▶ _Requirements_: Copy the data word for word, from its first line through the line containing "end-label-saudi-arabia: 35.3M: [1183, 235, 1257, 263]", including both of those lines.

▶ _Information supplied_:

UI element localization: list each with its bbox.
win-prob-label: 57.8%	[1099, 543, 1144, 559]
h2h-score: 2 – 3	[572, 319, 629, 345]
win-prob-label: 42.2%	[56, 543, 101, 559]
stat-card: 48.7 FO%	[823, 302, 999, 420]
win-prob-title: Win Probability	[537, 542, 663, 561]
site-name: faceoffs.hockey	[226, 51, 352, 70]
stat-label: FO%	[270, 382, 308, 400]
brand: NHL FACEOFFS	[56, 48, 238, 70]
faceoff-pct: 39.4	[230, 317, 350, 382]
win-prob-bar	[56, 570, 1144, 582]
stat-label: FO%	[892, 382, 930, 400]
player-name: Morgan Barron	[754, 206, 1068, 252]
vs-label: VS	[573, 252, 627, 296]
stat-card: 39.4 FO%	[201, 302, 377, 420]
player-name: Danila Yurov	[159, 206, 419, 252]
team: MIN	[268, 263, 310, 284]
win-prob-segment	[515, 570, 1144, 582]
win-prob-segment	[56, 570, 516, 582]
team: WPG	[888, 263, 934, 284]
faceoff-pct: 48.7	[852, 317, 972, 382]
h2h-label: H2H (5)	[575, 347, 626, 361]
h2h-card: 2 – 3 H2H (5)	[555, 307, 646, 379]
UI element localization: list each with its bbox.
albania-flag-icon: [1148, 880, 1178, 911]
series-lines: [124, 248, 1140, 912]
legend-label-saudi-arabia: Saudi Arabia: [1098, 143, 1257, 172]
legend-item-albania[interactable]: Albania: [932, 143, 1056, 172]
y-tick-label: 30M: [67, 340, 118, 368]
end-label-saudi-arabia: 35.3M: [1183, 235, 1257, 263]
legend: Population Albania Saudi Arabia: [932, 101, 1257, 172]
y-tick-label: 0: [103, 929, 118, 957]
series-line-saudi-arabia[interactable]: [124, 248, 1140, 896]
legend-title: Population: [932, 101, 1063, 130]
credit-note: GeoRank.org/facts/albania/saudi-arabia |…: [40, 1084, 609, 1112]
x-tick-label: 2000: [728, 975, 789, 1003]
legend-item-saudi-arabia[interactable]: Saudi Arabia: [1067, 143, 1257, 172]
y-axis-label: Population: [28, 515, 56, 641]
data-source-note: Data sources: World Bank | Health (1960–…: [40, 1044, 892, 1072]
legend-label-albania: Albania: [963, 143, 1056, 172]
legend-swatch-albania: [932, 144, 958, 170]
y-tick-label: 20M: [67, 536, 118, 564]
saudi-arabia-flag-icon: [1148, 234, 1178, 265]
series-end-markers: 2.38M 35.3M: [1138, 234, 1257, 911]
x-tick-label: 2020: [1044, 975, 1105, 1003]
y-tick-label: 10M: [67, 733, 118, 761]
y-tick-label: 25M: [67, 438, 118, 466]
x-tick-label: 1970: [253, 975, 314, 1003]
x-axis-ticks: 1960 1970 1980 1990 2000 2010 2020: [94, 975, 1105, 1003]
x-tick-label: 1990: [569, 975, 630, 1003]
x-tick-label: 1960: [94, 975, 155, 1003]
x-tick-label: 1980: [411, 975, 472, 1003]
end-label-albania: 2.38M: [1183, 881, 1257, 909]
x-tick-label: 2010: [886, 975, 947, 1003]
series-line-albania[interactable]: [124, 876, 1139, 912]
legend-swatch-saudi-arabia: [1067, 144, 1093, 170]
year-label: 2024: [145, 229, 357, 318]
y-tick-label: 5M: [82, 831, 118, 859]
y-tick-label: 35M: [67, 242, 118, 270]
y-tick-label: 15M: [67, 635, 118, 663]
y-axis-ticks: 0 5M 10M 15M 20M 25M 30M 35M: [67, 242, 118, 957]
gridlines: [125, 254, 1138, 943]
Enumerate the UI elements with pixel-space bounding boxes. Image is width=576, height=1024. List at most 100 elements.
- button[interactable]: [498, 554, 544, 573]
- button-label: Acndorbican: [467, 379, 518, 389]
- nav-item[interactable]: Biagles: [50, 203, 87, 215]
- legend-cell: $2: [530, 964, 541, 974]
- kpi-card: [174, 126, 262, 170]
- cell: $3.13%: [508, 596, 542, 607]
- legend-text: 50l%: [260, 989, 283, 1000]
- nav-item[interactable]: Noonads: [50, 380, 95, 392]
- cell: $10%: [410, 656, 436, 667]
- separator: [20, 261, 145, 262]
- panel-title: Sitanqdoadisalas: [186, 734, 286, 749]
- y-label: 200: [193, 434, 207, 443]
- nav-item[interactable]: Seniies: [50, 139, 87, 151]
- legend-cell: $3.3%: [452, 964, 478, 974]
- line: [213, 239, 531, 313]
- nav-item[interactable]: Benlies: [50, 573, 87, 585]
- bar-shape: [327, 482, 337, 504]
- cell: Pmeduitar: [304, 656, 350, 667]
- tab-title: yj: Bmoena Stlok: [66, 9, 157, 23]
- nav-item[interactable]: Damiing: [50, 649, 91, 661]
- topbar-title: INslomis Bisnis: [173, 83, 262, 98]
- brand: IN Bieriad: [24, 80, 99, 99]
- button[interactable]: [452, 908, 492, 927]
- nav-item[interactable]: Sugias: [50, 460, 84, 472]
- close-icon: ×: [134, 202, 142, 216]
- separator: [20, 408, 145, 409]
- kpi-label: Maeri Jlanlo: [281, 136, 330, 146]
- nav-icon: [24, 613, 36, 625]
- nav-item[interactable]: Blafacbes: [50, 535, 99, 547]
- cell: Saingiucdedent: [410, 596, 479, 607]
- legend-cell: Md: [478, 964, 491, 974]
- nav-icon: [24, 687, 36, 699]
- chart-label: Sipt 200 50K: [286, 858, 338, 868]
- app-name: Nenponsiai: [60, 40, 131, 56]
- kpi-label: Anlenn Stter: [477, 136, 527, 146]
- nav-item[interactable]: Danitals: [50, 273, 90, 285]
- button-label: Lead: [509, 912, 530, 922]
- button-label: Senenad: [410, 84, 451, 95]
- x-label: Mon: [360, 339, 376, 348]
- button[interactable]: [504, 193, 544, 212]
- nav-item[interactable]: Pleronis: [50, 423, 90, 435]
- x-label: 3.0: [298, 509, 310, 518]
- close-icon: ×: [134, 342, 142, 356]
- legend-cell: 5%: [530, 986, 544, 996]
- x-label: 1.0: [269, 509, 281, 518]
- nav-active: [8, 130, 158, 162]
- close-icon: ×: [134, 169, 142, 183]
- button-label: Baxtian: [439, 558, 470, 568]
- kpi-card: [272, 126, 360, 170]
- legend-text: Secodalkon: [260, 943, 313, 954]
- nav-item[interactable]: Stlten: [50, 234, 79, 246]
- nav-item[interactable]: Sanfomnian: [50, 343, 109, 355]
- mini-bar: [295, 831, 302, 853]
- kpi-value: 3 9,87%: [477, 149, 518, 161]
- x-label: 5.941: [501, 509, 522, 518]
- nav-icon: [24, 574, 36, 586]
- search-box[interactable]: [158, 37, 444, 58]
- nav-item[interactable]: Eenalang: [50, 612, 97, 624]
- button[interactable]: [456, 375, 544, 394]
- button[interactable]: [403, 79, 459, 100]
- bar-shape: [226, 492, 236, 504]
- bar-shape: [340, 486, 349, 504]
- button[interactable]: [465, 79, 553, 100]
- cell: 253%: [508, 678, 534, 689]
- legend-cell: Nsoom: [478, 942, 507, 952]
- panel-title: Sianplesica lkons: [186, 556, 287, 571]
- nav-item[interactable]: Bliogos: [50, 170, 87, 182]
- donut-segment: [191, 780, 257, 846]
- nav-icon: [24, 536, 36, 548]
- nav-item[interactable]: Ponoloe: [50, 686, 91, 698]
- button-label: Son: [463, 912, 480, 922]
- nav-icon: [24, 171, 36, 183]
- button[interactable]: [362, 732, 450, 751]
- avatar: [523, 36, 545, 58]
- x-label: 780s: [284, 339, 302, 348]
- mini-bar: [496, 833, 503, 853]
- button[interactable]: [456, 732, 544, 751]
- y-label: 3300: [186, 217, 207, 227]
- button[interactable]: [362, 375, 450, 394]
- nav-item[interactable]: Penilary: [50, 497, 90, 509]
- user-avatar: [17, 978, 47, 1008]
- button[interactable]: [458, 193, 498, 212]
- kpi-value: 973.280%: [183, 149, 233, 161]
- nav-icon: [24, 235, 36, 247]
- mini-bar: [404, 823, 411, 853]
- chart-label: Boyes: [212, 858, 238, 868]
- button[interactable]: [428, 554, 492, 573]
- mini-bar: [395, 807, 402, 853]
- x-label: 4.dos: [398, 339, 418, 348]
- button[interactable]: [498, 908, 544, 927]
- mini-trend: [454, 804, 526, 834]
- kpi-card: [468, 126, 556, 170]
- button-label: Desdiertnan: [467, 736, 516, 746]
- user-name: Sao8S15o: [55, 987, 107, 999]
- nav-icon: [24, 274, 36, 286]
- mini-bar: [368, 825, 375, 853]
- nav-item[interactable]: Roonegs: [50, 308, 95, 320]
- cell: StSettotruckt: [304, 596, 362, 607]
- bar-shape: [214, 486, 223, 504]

▶ _Task solution_:
UI element localization: list each with its bbox.
win-prob-label: 57.8%	[1099, 543, 1144, 559]
h2h-score: 2 – 3	[572, 319, 629, 345]
win-prob-label: 42.2%	[56, 543, 101, 559]
stat-card: 48.7 FO%	[823, 302, 999, 420]
win-prob-title: Win Probability	[537, 542, 663, 561]
site-name: faceoffs.hockey	[226, 51, 352, 70]
stat-label: FO%	[270, 382, 308, 400]
brand: NHL FACEOFFS	[56, 48, 238, 70]
faceoff-pct: 39.4	[230, 317, 350, 382]
win-prob-bar	[56, 570, 1144, 582]
stat-label: FO%	[892, 382, 930, 400]
player-name: Morgan Barron	[754, 206, 1068, 252]
vs-label: VS	[573, 252, 627, 296]
stat-card: 39.4 FO%	[201, 302, 377, 420]
player-name: Danila Yurov	[159, 206, 419, 252]
team: MIN	[268, 263, 310, 284]
win-prob-segment	[515, 570, 1144, 582]
win-prob-segment	[56, 570, 516, 582]
team: WPG	[888, 263, 934, 284]
faceoff-pct: 48.7	[852, 317, 972, 382]
h2h-label: H2H (5)	[575, 347, 626, 361]
h2h-card: 2 – 3 H2H (5)	[555, 307, 646, 379]
UI element localization: list each with its bbox.
albania-flag-icon: [1148, 880, 1178, 911]
series-lines: [124, 248, 1140, 912]
legend-label-saudi-arabia: Saudi Arabia: [1098, 143, 1257, 172]
legend-item-albania[interactable]: Albania: [932, 143, 1056, 172]
y-tick-label: 30M: [67, 340, 118, 368]
end-label-saudi-arabia: 35.3M: [1183, 235, 1257, 263]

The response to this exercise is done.